*SUPPLIED ENTRIES*.

===

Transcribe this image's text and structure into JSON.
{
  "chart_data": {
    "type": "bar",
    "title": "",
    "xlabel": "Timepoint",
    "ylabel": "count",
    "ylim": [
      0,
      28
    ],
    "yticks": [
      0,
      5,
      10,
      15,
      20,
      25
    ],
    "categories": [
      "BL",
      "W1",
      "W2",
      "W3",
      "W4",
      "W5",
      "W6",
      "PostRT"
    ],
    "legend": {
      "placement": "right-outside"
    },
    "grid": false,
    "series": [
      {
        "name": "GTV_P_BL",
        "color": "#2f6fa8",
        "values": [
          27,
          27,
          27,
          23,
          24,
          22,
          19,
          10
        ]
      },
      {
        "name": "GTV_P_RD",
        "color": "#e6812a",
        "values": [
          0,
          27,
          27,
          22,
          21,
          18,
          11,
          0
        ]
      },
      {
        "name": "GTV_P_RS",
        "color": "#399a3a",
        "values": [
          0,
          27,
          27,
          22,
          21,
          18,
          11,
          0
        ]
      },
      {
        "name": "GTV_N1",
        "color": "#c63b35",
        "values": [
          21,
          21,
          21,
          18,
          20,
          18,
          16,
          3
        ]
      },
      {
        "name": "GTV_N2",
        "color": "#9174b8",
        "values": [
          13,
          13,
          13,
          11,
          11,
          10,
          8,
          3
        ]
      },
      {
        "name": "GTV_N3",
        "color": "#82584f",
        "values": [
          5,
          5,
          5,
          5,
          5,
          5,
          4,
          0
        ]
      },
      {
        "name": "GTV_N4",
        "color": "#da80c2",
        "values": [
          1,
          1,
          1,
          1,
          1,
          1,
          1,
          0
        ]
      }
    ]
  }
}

===

*TASK BRIEF*. Copy out each line of the entries that holds "name".

*THE COMPLETED TASK*.
        "name": "GTV_P_BL",
        "name": "GTV_P_RD",
        "name": "GTV_P_RS",
        "name": "GTV_N1",
        "name": "GTV_N2",
        "name": "GTV_N3",
        "name": "GTV_N4",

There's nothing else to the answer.